WORK INSTRUCTIONS: Repeat each entry in full, exactly.
Start of THE RECORDS
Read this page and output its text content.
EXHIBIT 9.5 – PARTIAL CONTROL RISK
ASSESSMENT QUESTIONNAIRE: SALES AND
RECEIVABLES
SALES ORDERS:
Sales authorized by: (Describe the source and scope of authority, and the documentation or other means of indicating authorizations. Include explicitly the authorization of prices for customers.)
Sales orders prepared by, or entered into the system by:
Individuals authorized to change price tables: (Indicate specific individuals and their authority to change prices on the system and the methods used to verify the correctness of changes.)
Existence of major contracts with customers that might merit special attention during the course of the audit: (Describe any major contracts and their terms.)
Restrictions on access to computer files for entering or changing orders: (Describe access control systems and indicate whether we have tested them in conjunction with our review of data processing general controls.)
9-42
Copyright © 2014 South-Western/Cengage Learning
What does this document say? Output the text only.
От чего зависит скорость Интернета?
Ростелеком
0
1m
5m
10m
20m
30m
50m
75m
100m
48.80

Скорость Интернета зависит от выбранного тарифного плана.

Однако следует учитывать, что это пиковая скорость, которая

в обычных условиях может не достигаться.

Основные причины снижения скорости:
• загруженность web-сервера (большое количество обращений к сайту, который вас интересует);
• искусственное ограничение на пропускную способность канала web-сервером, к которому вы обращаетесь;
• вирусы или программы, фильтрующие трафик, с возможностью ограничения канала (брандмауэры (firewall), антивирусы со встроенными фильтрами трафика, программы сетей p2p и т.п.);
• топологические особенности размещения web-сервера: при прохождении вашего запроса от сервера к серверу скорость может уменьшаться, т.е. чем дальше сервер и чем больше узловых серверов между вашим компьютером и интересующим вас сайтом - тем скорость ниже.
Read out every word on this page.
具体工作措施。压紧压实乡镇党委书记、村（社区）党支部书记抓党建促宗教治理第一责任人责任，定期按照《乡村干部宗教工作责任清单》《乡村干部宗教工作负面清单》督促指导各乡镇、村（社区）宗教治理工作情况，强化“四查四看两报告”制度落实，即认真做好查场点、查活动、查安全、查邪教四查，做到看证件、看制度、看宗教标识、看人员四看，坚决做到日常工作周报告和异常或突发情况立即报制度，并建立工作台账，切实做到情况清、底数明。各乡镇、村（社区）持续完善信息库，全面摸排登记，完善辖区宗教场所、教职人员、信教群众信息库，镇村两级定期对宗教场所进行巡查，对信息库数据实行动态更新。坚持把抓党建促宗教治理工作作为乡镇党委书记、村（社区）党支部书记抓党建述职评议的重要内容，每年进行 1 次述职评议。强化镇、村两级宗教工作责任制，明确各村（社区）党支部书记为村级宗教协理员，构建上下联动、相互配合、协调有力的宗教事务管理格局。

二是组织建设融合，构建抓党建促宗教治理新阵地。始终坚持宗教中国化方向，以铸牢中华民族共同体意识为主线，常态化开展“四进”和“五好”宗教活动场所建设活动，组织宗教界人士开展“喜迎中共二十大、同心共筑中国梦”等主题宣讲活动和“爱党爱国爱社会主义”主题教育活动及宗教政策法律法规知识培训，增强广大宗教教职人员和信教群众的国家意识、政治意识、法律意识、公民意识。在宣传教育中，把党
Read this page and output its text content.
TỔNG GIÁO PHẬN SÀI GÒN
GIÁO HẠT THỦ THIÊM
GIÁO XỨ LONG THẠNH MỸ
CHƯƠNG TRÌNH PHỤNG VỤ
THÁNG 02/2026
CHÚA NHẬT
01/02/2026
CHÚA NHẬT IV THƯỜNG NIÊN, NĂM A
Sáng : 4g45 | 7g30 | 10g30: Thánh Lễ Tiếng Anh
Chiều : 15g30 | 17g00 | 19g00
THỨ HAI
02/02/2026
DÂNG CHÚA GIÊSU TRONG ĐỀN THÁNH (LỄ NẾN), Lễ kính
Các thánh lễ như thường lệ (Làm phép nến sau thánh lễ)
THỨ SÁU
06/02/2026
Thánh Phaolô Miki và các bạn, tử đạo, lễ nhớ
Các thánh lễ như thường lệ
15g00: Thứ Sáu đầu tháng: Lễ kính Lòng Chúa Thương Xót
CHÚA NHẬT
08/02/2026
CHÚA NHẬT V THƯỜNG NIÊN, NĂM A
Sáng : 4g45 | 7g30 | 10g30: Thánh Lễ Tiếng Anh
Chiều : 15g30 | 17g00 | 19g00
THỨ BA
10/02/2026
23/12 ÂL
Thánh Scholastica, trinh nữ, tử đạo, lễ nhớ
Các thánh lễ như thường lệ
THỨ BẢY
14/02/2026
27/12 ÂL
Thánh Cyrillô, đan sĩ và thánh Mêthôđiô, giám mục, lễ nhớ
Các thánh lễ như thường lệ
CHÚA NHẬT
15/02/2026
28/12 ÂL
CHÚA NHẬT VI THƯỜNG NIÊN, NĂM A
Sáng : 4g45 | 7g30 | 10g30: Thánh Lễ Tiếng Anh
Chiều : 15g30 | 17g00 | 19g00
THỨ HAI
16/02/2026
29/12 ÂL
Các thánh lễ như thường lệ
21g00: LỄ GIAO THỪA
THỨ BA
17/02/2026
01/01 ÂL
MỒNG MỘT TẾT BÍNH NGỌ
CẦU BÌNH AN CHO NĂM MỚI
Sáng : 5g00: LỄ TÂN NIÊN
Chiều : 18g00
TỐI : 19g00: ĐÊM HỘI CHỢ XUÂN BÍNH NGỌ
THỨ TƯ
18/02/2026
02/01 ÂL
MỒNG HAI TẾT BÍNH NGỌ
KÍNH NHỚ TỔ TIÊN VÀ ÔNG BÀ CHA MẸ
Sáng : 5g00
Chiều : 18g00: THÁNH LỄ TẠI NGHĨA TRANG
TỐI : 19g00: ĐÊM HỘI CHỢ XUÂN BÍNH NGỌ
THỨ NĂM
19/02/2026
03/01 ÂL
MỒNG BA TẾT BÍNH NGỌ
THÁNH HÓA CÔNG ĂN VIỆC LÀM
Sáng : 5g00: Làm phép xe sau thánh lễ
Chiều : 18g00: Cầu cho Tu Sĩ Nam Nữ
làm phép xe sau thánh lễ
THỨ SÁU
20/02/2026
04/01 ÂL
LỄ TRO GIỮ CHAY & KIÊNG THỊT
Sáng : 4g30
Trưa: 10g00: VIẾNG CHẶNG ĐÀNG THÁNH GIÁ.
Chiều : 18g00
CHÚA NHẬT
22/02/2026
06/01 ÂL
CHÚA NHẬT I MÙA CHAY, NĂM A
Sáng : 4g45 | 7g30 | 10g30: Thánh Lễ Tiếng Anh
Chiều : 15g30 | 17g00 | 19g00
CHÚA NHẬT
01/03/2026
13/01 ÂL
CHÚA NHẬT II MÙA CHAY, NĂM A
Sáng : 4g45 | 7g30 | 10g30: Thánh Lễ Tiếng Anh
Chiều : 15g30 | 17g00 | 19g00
End of THE RECORDS
SOLVED EXERCISE:
Read this page and output its text content.
EXHIBIT 9.5 – PARTIAL CONTROL RISK
ASSESSMENT QUESTIONNAIRE: SALES AND
RECEIVABLES
SALES ORDERS:
Sales authorized by: (Describe the source and scope of authority, and the documentation or other means of indicating authorizations. Include explicitly the authorization of prices for customers.)
Sales orders prepared by, or entered into the system by:
Individuals authorized to change price tables: (Indicate specific individuals and their authority to change prices on the system and the methods used to verify the correctness of changes.)
Existence of major contracts with customers that might merit special attention during the course of the audit: (Describe any major contracts and their terms.)
Restrictions on access to computer files for entering or changing orders: (Describe access control systems and indicate whether we have tested them in conjunction with our review of data processing general controls.)
9-42
Copyright © 2014 South-Western/Cengage Learning
What does this document say? Output the text only.
От чего зависит скорость Интернета?
Ростелеком
0
1m
5m
10m
20m
30m
50m
75m
100m
48.80

Скорость Интернета зависит от выбранного тарифного плана.

Однако следует учитывать, что это пиковая скорость, которая

в обычных условиях может не достигаться.

Основные причины снижения скорости:
• загруженность web-сервера (большое количество обращений к сайту, который вас интересует);
• искусственное ограничение на пропускную способность канала web-сервером, к которому вы обращаетесь;
• вирусы или программы, фильтрующие трафик, с возможностью ограничения канала (брандмауэры (firewall), антивирусы со встроенными фильтрами трафика, программы сетей p2p и т.п.);
• топологические особенности размещения web-сервера: при прохождении вашего запроса от сервера к серверу скорость может уменьшаться, т.е. чем дальше сервер и чем больше узловых серверов между вашим компьютером и интересующим вас сайтом - тем скорость ниже.
Read out every word on this page.
具体工作措施。压紧压实乡镇党委书记、村（社区）党支部书记抓党建促宗教治理第一责任人责任，定期按照《乡村干部宗教工作责任清单》《乡村干部宗教工作负面清单》督促指导各乡镇、村（社区）宗教治理工作情况，强化“四查四看两报告”制度落实，即认真做好查场点、查活动、查安全、查邪教四查，做到看证件、看制度、看宗教标识、看人员四看，坚决做到日常工作周报告和异常或突发情况立即报制度，并建立工作台账，切实做到情况清、底数明。各乡镇、村（社区）持续完善信息库，全面摸排登记，完善辖区宗教场所、教职人员、信教群众信息库，镇村两级定期对宗教场所进行巡查，对信息库数据实行动态更新。坚持把抓党建促宗教治理工作作为乡镇党委书记、村（社区）党支部书记抓党建述职评议的重要内容，每年进行 1 次述职评议。强化镇、村两级宗教工作责任制，明确各村（社区）党支部书记为村级宗教协理员，构建上下联动、相互配合、协调有力的宗教事务管理格局。

二是组织建设融合，构建抓党建促宗教治理新阵地。始终坚持宗教中国化方向，以铸牢中华民族共同体意识为主线，常态化开展“四进”和“五好”宗教活动场所建设活动，组织宗教界人士开展“喜迎中共二十大、同心共筑中国梦”等主题宣讲活动和“爱党爱国爱社会主义”主题教育活动及宗教政策法律法规知识培训，增强广大宗教教职人员和信教群众的国家意识、政治意识、法律意识、公民意识。在宣传教育中，把党
Read this page and output its text content.
TỔNG GIÁO PHẬN SÀI GÒN
GIÁO HẠT THỦ THIÊM
GIÁO XỨ LONG THẠNH MỸ
CHƯƠNG TRÌNH PHỤNG VỤ
THÁNG 02/2026
CHÚA NHẬT
01/02/2026
CHÚA NHẬT IV THƯỜNG NIÊN, NĂM A
Sáng : 4g45 | 7g30 | 10g30: Thánh Lễ Tiếng Anh
Chiều : 15g30 | 17g00 | 19g00
THỨ HAI
02/02/2026
DÂNG CHÚA GIÊSU TRONG ĐỀN THÁNH (LỄ NẾN), Lễ kính
Các thánh lễ như thường lệ (Làm phép nến sau thánh lễ)
THỨ SÁU
06/02/2026
Thánh Phaolô Miki và các bạn, tử đạo, lễ nhớ
Các thánh lễ như thường lệ
15g00: Thứ Sáu đầu tháng: Lễ kính Lòng Chúa Thương Xót
CHÚA NHẬT
08/02/2026
CHÚA NHẬT V THƯỜNG NIÊN, NĂM A
Sáng : 4g45 | 7g30 | 10g30: Thánh Lễ Tiếng Anh
Chiều : 15g30 | 17g00 | 19g00
THỨ BA
10/02/2026
23/12 ÂL
Thánh Scholastica, trinh nữ, tử đạo, lễ nhớ
Các thánh lễ như thường lệ
THỨ BẢY
14/02/2026
27/12 ÂL
Thánh Cyrillô, đan sĩ và thánh Mêthôđiô, giám mục, lễ nhớ
Các thánh lễ như thường lệ
CHÚA NHẬT
15/02/2026
28/12 ÂL
CHÚA NHẬT VI THƯỜNG NIÊN, NĂM A
Sáng : 4g45 | 7g30 | 10g30: Thánh Lễ Tiếng Anh
Chiều : 15g30 | 17g00 | 19g00
THỨ HAI
16/02/2026
29/12 ÂL
Các thánh lễ như thường lệ
21g00: LỄ GIAO THỪA
THỨ BA
17/02/2026
01/01 ÂL
MỒNG MỘT TẾT BÍNH NGỌ
CẦU BÌNH AN CHO NĂM MỚI
Sáng : 5g00: LỄ TÂN NIÊN
Chiều : 18g00
TỐI : 19g00: ĐÊM HỘI CHỢ XUÂN BÍNH NGỌ
THỨ TƯ
18/02/2026
02/01 ÂL
MỒNG HAI TẾT BÍNH NGỌ
KÍNH NHỚ TỔ TIÊN VÀ ÔNG BÀ CHA MẸ
Sáng : 5g00
Chiều : 18g00: THÁNH LỄ TẠI NGHĨA TRANG
TỐI : 19g00: ĐÊM HỘI CHỢ XUÂN BÍNH NGỌ
THỨ NĂM
19/02/2026
03/01 ÂL
MỒNG BA TẾT BÍNH NGỌ
THÁNH HÓA CÔNG ĂN VIỆC LÀM
Sáng : 5g00: Làm phép xe sau thánh lễ
Chiều : 18g00: Cầu cho Tu Sĩ Nam Nữ
làm phép xe sau thánh lễ
THỨ SÁU
20/02/2026
04/01 ÂL
LỄ TRO GIỮ CHAY & KIÊNG THỊT
Sáng : 4g30
Trưa: 10g00: VIẾNG CHẶNG ĐÀNG THÁNH GIÁ.
Chiều : 18g00
CHÚA NHẬT
22/02/2026
06/01 ÂL
CHÚA NHẬT I MÙA CHAY, NĂM A
Sáng : 4g45 | 7g30 | 10g30: Thánh Lễ Tiếng Anh
Chiều : 15g30 | 17g00 | 19g00
CHÚA NHẬT
01/03/2026
13/01 ÂL
CHÚA NHẬT II MÙA CHAY, NĂM A
Sáng : 4g45 | 7g30 | 10g30: Thánh Lễ Tiếng Anh
Chiều : 15g30 | 17g00 | 19g00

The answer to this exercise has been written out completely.